● **Given exercise**
Each line containing the word "具体措施包括" must be reported.

(Stored items)

********************

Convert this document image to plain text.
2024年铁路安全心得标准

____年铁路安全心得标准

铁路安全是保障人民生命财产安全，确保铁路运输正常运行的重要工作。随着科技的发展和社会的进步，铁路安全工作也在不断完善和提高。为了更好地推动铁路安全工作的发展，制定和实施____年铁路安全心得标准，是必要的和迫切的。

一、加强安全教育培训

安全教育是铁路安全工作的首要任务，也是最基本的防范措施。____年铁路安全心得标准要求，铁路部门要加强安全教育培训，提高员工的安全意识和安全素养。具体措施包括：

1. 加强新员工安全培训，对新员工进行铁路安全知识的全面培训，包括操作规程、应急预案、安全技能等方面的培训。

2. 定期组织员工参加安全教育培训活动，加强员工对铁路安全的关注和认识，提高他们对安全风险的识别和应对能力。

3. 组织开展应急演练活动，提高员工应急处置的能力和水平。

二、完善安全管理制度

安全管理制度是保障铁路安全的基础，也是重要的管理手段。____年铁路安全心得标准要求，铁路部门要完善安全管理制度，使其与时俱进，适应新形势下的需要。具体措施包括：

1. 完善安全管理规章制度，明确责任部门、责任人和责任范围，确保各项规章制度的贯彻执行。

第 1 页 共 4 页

********************

● **Solved problem**
安全教育是铁路安全工作的首要任务，也是最基本的防范措施。____年铁路安全心得标准要求，铁路部门要加强安全教育培训，提高员工的安全意识和安全素养。具体措施包括：
安全管理制度是保障铁路安全的基础，也是重要的管理手段。____年铁路安全心得标准要求，铁路部门要完善安全管理制度，使其与时俱进，适应新形势下的需要。具体措施包括：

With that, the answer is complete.